==== Provided entries

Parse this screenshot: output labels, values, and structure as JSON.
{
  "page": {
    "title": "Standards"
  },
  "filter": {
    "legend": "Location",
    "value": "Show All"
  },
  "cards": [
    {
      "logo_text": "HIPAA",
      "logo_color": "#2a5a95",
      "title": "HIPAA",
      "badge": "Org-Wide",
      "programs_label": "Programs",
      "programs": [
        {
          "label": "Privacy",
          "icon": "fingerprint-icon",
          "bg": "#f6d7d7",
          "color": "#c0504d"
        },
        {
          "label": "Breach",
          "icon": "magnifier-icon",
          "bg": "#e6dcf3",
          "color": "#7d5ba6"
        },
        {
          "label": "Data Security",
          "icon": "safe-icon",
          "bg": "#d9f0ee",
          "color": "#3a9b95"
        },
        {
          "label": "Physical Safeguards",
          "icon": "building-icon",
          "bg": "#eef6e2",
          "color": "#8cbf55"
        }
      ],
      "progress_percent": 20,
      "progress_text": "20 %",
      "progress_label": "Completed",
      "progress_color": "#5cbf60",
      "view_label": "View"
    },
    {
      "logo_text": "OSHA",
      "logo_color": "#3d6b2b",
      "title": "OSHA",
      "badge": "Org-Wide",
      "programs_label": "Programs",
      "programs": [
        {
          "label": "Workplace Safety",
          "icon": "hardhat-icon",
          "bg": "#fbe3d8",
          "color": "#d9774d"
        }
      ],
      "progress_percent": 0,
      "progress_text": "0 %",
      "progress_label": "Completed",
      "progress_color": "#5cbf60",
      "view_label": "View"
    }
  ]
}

========

Transcribe the material above word for word.

Parse this screenshot: output labels, values, and structure as JSON.
{
  "page": {
    "title": "Standards"
  },
  "filter": {
    "legend": "Location",
    "value": "Show All"
  },
  "cards": [
    {
      "logo_text": "HIPAA",
      "logo_color": "#2a5a95",
      "title": "HIPAA",
      "badge": "Org-Wide",
      "programs_label": "Programs",
      "programs": [
        {
          "label": "Privacy",
          "icon": "fingerprint-icon",
          "bg": "#f6d7d7",
          "color": "#c0504d"
        },
        {
          "label": "Breach",
          "icon": "magnifier-icon",
          "bg": "#e6dcf3",
          "color": "#7d5ba6"
        },
        {
          "label": "Data Security",
          "icon": "safe-icon",
          "bg": "#d9f0ee",
          "color": "#3a9b95"
        },
        {
          "label": "Physical Safeguards",
          "icon": "building-icon",
          "bg": "#eef6e2",
          "color": "#8cbf55"
        }
      ],
      "progress_percent": 20,
      "progress_text": "20 %",
      "progress_label": "Completed",
      "progress_color": "#5cbf60",
      "view_label": "View"
    },
    {
      "logo_text": "OSHA",
      "logo_color": "#3d6b2b",
      "title": "OSHA",
      "badge": "Org-Wide",
      "programs_label": "Programs",
      "programs": [
        {
          "label": "Workplace Safety",
          "icon": "hardhat-icon",
          "bg": "#fbe3d8",
          "color": "#d9774d"
        }
      ],
      "progress_percent": 0,
      "progress_text": "0 %",
      "progress_label": "Completed",
      "progress_color": "#5cbf60",
      "view_label": "View"
    }
  ]
}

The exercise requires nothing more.